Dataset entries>
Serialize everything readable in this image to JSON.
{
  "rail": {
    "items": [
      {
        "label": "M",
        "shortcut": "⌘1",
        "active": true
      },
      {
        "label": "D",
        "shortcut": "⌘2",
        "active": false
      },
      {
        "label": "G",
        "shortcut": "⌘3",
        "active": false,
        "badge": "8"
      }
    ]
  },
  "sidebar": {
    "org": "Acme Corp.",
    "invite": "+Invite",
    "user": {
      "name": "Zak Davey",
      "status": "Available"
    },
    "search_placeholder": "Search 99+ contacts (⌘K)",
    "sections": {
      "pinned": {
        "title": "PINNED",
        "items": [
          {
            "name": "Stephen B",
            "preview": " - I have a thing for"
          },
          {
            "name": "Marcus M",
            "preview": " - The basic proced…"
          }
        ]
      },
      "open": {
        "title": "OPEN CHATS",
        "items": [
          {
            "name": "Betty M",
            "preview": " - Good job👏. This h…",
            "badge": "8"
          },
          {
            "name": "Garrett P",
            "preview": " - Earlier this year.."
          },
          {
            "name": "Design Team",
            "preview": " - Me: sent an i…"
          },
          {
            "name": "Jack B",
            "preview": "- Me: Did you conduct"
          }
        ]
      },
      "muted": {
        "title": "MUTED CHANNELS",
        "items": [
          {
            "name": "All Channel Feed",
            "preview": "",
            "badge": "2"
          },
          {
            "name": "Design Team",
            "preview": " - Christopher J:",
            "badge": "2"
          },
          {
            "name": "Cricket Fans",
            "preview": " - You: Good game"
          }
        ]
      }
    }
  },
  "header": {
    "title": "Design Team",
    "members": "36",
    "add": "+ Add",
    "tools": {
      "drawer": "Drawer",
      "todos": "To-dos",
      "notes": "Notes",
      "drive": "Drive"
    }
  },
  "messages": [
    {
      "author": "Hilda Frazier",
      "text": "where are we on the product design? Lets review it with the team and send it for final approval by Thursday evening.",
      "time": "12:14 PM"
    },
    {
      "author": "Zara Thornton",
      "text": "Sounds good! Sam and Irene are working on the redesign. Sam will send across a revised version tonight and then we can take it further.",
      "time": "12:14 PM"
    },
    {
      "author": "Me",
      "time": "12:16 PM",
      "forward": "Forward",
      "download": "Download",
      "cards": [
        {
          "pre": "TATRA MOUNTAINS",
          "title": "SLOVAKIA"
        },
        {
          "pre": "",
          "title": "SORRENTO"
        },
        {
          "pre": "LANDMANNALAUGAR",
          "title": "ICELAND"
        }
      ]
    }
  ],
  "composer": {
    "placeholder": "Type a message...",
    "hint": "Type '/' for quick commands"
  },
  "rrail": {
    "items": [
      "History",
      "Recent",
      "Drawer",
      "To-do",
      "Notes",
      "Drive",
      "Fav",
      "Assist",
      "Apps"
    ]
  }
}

Short problem> Copy the records above exactly as they appear.

Complete output>
Serialize everything readable in this image to JSON.
{
  "rail": {
    "items": [
      {
        "label": "M",
        "shortcut": "⌘1",
        "active": true
      },
      {
        "label": "D",
        "shortcut": "⌘2",
        "active": false
      },
      {
        "label": "G",
        "shortcut": "⌘3",
        "active": false,
        "badge": "8"
      }
    ]
  },
  "sidebar": {
    "org": "Acme Corp.",
    "invite": "+Invite",
    "user": {
      "name": "Zak Davey",
      "status": "Available"
    },
    "search_placeholder": "Search 99+ contacts (⌘K)",
    "sections": {
      "pinned": {
        "title": "PINNED",
        "items": [
          {
            "name": "Stephen B",
            "preview": " - I have a thing for"
          },
          {
            "name": "Marcus M",
            "preview": " - The basic proced…"
          }
        ]
      },
      "open": {
        "title": "OPEN CHATS",
        "items": [
          {
            "name": "Betty M",
            "preview": " - Good job👏. This h…",
            "badge": "8"
          },
          {
            "name": "Garrett P",
            "preview": " - Earlier this year.."
          },
          {
            "name": "Design Team",
            "preview": " - Me: sent an i…"
          },
          {
            "name": "Jack B",
            "preview": "- Me: Did you conduct"
          }
        ]
      },
      "muted": {
        "title": "MUTED CHANNELS",
        "items": [
          {
            "name": "All Channel Feed",
            "preview": "",
            "badge": "2"
          },
          {
            "name": "Design Team",
            "preview": " - Christopher J:",
            "badge": "2"
          },
          {
            "name": "Cricket Fans",
            "preview": " - You: Good game"
          }
        ]
      }
    }
  },
  "header": {
    "title": "Design Team",
    "members": "36",
    "add": "+ Add",
    "tools": {
      "drawer": "Drawer",
      "todos": "To-dos",
      "notes": "Notes",
      "drive": "Drive"
    }
  },
  "messages": [
    {
      "author": "Hilda Frazier",
      "text": "where are we on the product design? Lets review it with the team and send it for final approval by Thursday evening.",
      "time": "12:14 PM"
    },
    {
      "author": "Zara Thornton",
      "text": "Sounds good! Sam and Irene are working on the redesign. Sam will send across a revised version tonight and then we can take it further.",
      "time": "12:14 PM"
    },
    {
      "author": "Me",
      "time": "12:16 PM",
      "forward": "Forward",
      "download": "Download",
      "cards": [
        {
          "pre": "TATRA MOUNTAINS",
          "title": "SLOVAKIA"
        },
        {
          "pre": "",
          "title": "SORRENTO"
        },
        {
          "pre": "LANDMANNALAUGAR",
          "title": "ICELAND"
        }
      ]
    }
  ],
  "composer": {
    "placeholder": "Type a message...",
    "hint": "Type '/' for quick commands"
  },
  "rrail": {
    "items": [
      "History",
      "Recent",
      "Drawer",
      "To-do",
      "Notes",
      "Drive",
      "Fav",
      "Assist",
      "Apps"
    ]
  }
}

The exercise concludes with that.